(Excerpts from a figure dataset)
********

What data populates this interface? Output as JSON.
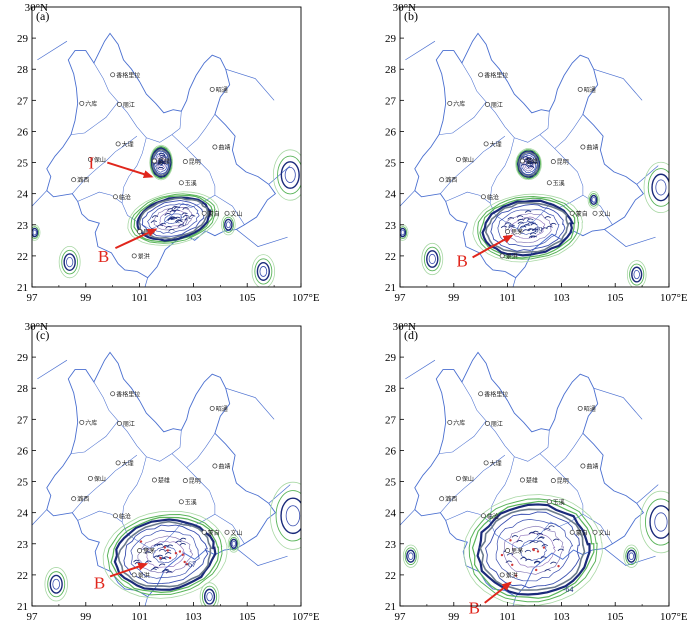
{
  "axis": {
    "x_ticks": [
      "97",
      "99",
      "101",
      "103",
      "105",
      "107°E"
    ],
    "y_ticks": [
      "21",
      "22",
      "23",
      "24",
      "25",
      "26",
      "27",
      "28",
      "29",
      "30°N"
    ]
  },
  "panels": [
    {
      "label": "(a)",
      "annotations": [
        {
          "text": "I",
          "target": "dali-south"
        },
        {
          "text": "B",
          "target": "main-south"
        }
      ],
      "value_labels": [
        "-57"
      ],
      "show_north_cell": true
    },
    {
      "label": "(b)",
      "annotations": [
        {
          "text": "B",
          "target": "main-southwest"
        }
      ],
      "value_labels": [
        "-69"
      ],
      "show_north_cell": true
    },
    {
      "label": "(c)",
      "annotations": [
        {
          "text": "B",
          "target": "main-southwest"
        }
      ],
      "value_labels": [
        "-67"
      ],
      "show_north_cell": false
    },
    {
      "label": "(d)",
      "annotations": [
        {
          "text": "B",
          "target": "main-southwest"
        }
      ],
      "value_labels": [
        "-64"
      ],
      "show_north_cell": false
    }
  ],
  "cities": [
    {
      "name": "香格里拉",
      "lon": 100.0,
      "lat": 27.82
    },
    {
      "name": "昭通",
      "lon": 103.7,
      "lat": 27.35
    },
    {
      "name": "六库",
      "lon": 98.85,
      "lat": 26.9
    },
    {
      "name": "丽江",
      "lon": 100.25,
      "lat": 26.87
    },
    {
      "name": "大理",
      "lon": 100.2,
      "lat": 25.6
    },
    {
      "name": "曲靖",
      "lon": 103.8,
      "lat": 25.5
    },
    {
      "name": "保山",
      "lon": 99.17,
      "lat": 25.1
    },
    {
      "name": "楚雄",
      "lon": 101.55,
      "lat": 25.05
    },
    {
      "name": "昆明",
      "lon": 102.7,
      "lat": 25.03
    },
    {
      "name": "玉溪",
      "lon": 102.55,
      "lat": 24.35
    },
    {
      "name": "潞西",
      "lon": 98.55,
      "lat": 24.45
    },
    {
      "name": "临沧",
      "lon": 100.1,
      "lat": 23.9
    },
    {
      "name": "蒙自",
      "lon": 103.4,
      "lat": 23.37
    },
    {
      "name": "文山",
      "lon": 104.25,
      "lat": 23.37
    },
    {
      "name": "思茅",
      "lon": 101.0,
      "lat": 22.78
    },
    {
      "name": "景洪",
      "lon": 100.8,
      "lat": 22.0
    }
  ],
  "colors": {
    "border": "#4a6fd0",
    "contour_dark": "#1a2a7a",
    "contour_mid": "#3a4fb0",
    "contour_green": "#5ab45a",
    "contour_light": "#a9d8a5",
    "arrow": "#e0261c",
    "annotation": "#e0261c"
  }
}
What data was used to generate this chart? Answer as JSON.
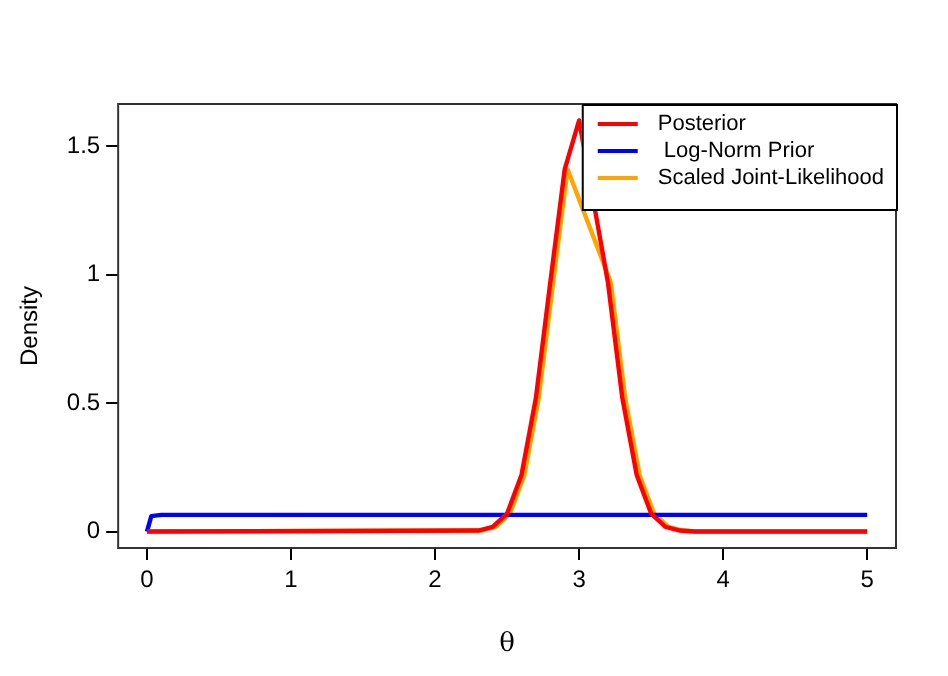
{
  "chart_data": {
    "type": "line",
    "xlabel": "θ",
    "ylabel": "Density",
    "xlim": [
      -0.2,
      5.2
    ],
    "ylim": [
      -0.064,
      1.664
    ],
    "xticks": [
      0,
      1,
      2,
      3,
      4,
      5
    ],
    "yticks": [
      0,
      0.5,
      1,
      1.5
    ],
    "grid": false,
    "legend": "top right",
    "marker": "none",
    "line_style": "solid",
    "series": [
      {
        "name": "Posterior",
        "color": "#ff0000",
        "x": [
          0,
          2.3,
          2.4,
          2.5,
          2.6,
          2.7,
          2.8,
          2.9,
          3.0,
          3.1,
          3.2,
          3.3,
          3.4,
          3.5,
          3.6,
          3.7,
          3.8,
          5
        ],
        "values": [
          0,
          0.004,
          0.018,
          0.07,
          0.22,
          0.52,
          0.97,
          1.41,
          1.6,
          null,
          0.97,
          0.52,
          0.22,
          0.07,
          0.018,
          0.004,
          0,
          0
        ]
      },
      {
        "name": " Log-Norm Prior",
        "color": "#0000ff",
        "x": [
          0,
          0.03,
          0.1,
          5
        ],
        "values": [
          0,
          0.06,
          0.065,
          0.065
        ]
      },
      {
        "name": "Scaled Joint-Likelihood",
        "color": "#ffa500",
        "x": [
          0,
          2.32,
          2.42,
          2.52,
          2.62,
          2.72,
          2.82,
          2.92,
          3.02,
          3.12,
          3.22,
          3.32,
          3.42,
          3.52,
          3.62,
          3.72,
          3.82,
          5
        ],
        "values": [
          0,
          0.004,
          0.018,
          0.07,
          0.22,
          0.52,
          0.97,
          1.41,
          null,
          null,
          0.97,
          0.52,
          0.22,
          0.07,
          0.018,
          0.004,
          0,
          0
        ]
      }
    ]
  }
}
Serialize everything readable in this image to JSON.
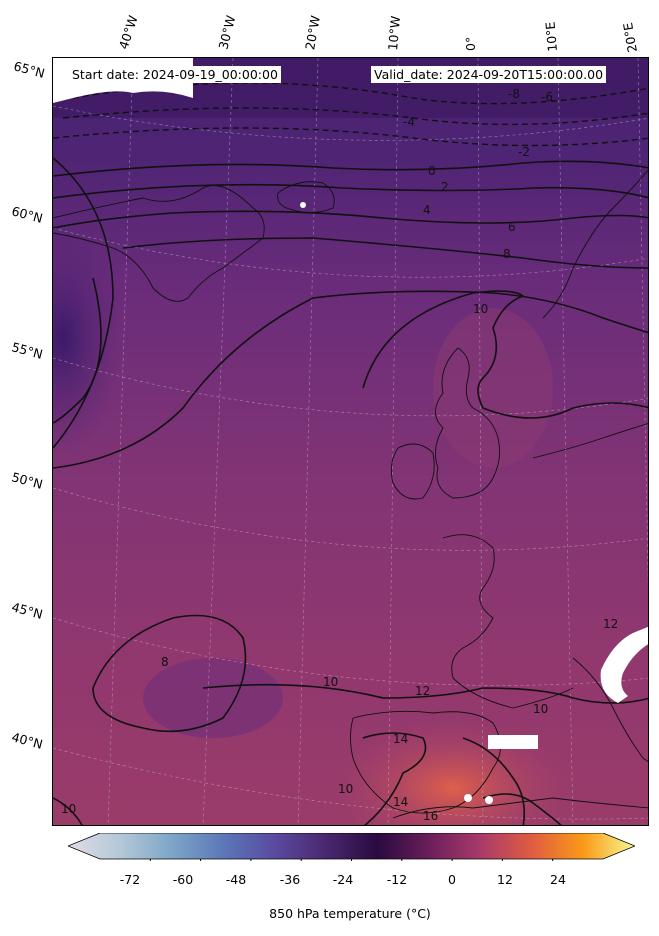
{
  "header": {
    "start_date": "Start date: 2024-09-19_00:00:00",
    "valid_date": "Valid_date: 2024-09-20T15:00:00.00"
  },
  "longitude_labels": [
    "40°W",
    "30°W",
    "20°W",
    "10°W",
    "0°",
    "10°E",
    "20°E"
  ],
  "latitude_labels": [
    "65°N",
    "60°N",
    "55°N",
    "50°N",
    "45°N",
    "40°N"
  ],
  "contour_labels": [
    "-8",
    "-6",
    "-4",
    "-2",
    "0",
    "2",
    "4",
    "6",
    "8",
    "10",
    "10",
    "10",
    "12",
    "12",
    "14",
    "14",
    "16",
    "10",
    "8",
    "10"
  ],
  "colorbar": {
    "ticks": [
      "-72",
      "-60",
      "-48",
      "-36",
      "-24",
      "-12",
      "0",
      "12",
      "24"
    ],
    "label": "850 hPa temperature (°C)",
    "range": [
      -84,
      36
    ],
    "colors": [
      "#e2dce6",
      "#b4c8d8",
      "#7ea6c8",
      "#5c78b8",
      "#5a4aa0",
      "#4a2870",
      "#2a0a40",
      "#6a1e5a",
      "#a83a6a",
      "#e05c40",
      "#fa9a18",
      "#f8f890"
    ]
  },
  "map": {
    "variable": "850 hPa temperature",
    "field_colors": {
      "cold": "#3c1a6c",
      "mid": "#6a2c7a",
      "warm": "#92386e",
      "hot": "#d0504a"
    }
  }
}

********

● **STATED PROBLEM**
Quote the listing above in full, except for the pictures.

● **EXERCISE SOLUTION**
What data populates this interface? Output as JSON.
{
  "axis": {
    "x_ticks": [
      "97",
      "99",
      "101",
      "103",
      "105",
      "107°E"
    ],
    "y_ticks": [
      "21",
      "22",
      "23",
      "24",
      "25",
      "26",
      "27",
      "28",
      "29",
      "30°N"
    ]
  },
  "panels": [
    {
      "label": "(a)",
      "annotations": [
        {
          "text": "I",
          "target": "dali-south"
        },
        {
          "text": "B",
          "target": "main-south"
        }
      ],
      "value_labels": [
        "-57"
      ],
      "show_north_cell": true
    },
    {
      "label": "(b)",
      "annotations": [
        {
          "text": "B",
          "target": "main-southwest"
        }
      ],
      "value_labels": [
        "-69"
      ],
      "show_north_cell": true
    },
    {
      "label": "(c)",
      "annotations": [
        {
          "text": "B",
          "target": "main-southwest"
        }
      ],
      "value_labels": [
        "-67"
      ],
      "show_north_cell": false
    },
    {
      "label": "(d)",
      "annotations": [
        {
          "text": "B",
          "target": "main-southwest"
        }
      ],
      "value_labels": [
        "-64"
      ],
      "show_north_cell": false
    }
  ],
  "cities": [
    {
      "name": "香格里拉",
      "lon": 100.0,
      "lat": 27.82
    },
    {
      "name": "昭通",
      "lon": 103.7,
      "lat": 27.35
    },
    {
      "name": "六库",
      "lon": 98.85,
      "lat": 26.9
    },
    {
      "name": "丽江",
      "lon": 100.25,
      "lat": 26.87
    },
    {
      "name": "大理",
      "lon": 100.2,
      "lat": 25.6
    },
    {
      "name": "曲靖",
      "lon": 103.8,
      "lat": 25.5
    },
    {
      "name": "保山",
      "lon": 99.17,
      "lat": 25.1
    },
    {
      "name": "楚雄",
      "lon": 101.55,
      "lat": 25.05
    },
    {
      "name": "昆明",
      "lon": 102.7,
      "lat": 25.03
    },
    {
      "name": "玉溪",
      "lon": 102.55,
      "lat": 24.35
    },
    {
      "name": "潞西",
      "lon": 98.55,
      "lat": 24.45
    },
    {
      "name": "临沧",
      "lon": 100.1,
      "lat": 23.9
    },
    {
      "name": "蒙自",
      "lon": 103.4,
      "lat": 23.37
    },
    {
      "name": "文山",
      "lon": 104.25,
      "lat": 23.37
    },
    {
      "name": "思茅",
      "lon": 101.0,
      "lat": 22.78
    },
    {
      "name": "景洪",
      "lon": 100.8,
      "lat": 22.0
    }
  ],
  "colors": {
    "border": "#4a6fd0",
    "contour_dark": "#1a2a7a",
    "contour_mid": "#3a4fb0",
    "contour_green": "#5ab45a",
    "contour_light": "#a9d8a5",
    "arrow": "#e0261c",
    "annotation": "#e0261c"
  }
}
What data was used to generate this chart? Answer as JSON.
{
  "chart_data": {
    "type": "line",
    "xlabel": "θ",
    "ylabel": "Density",
    "xlim": [
      -0.2,
      5.2
    ],
    "ylim": [
      -0.064,
      1.664
    ],
    "xticks": [
      0,
      1,
      2,
      3,
      4,
      5
    ],
    "yticks": [
      0,
      0.5,
      1,
      1.5
    ],
    "grid": false,
    "legend": "top right",
    "marker": "none",
    "line_style": "solid",
    "series": [
      {
        "name": "Posterior",
        "color": "#ff0000",
        "x": [
          0,
          2.3,
          2.4,
          2.5,
          2.6,
          2.7,
          2.8,
          2.9,
          3.0,
          3.1,
          3.2,
          3.3,
          3.4,
          3.5,
          3.6,
          3.7,
          3.8,
          5
        ],
        "values": [
          0,
          0.004,
          0.018,
          0.07,
          0.22,
          0.52,
          0.97,
          1.41,
          1.6,
          null,
          0.97,
          0.52,
          0.22,
          0.07,
          0.018,
          0.004,
          0,
          0
        ]
      },
      {
        "name": " Log-Norm Prior",
        "color": "#0000ff",
        "x": [
          0,
          0.03,
          0.1,
          5
        ],
        "values": [
          0,
          0.06,
          0.065,
          0.065
        ]
      },
      {
        "name": "Scaled Joint-Likelihood",
        "color": "#ffa500",
        "x": [
          0,
          2.32,
          2.42,
          2.52,
          2.62,
          2.72,
          2.82,
          2.92,
          3.02,
          3.12,
          3.22,
          3.32,
          3.42,
          3.52,
          3.62,
          3.72,
          3.82,
          5
        ],
        "values": [
          0,
          0.004,
          0.018,
          0.07,
          0.22,
          0.52,
          0.97,
          1.41,
          null,
          null,
          0.97,
          0.52,
          0.22,
          0.07,
          0.018,
          0.004,
          0,
          0
        ]
      }
    ]
  }
}
Serialize everything readable in this image to JSON.
{
  "header": {
    "start_date": "Start date: 2024-09-19_00:00:00",
    "valid_date": "Valid_date: 2024-09-20T15:00:00.00"
  },
  "longitude_labels": [
    "40°W",
    "30°W",
    "20°W",
    "10°W",
    "0°",
    "10°E",
    "20°E"
  ],
  "latitude_labels": [
    "65°N",
    "60°N",
    "55°N",
    "50°N",
    "45°N",
    "40°N"
  ],
  "contour_labels": [
    "-8",
    "-6",
    "-4",
    "-2",
    "0",
    "2",
    "4",
    "6",
    "8",
    "10",
    "10",
    "10",
    "12",
    "12",
    "14",
    "14",
    "16",
    "10",
    "8",
    "10"
  ],
  "colorbar": {
    "ticks": [
      "-72",
      "-60",
      "-48",
      "-36",
      "-24",
      "-12",
      "0",
      "12",
      "24"
    ],
    "label": "850 hPa temperature (°C)",
    "range": [
      -84,
      36
    ],
    "colors": [
      "#e2dce6",
      "#b4c8d8",
      "#7ea6c8",
      "#5c78b8",
      "#5a4aa0",
      "#4a2870",
      "#2a0a40",
      "#6a1e5a",
      "#a83a6a",
      "#e05c40",
      "#fa9a18",
      "#f8f890"
    ]
  },
  "map": {
    "variable": "850 hPa temperature",
    "field_colors": {
      "cold": "#3c1a6c",
      "mid": "#6a2c7a",
      "warm": "#92386e",
      "hot": "#d0504a"
    }
  }
}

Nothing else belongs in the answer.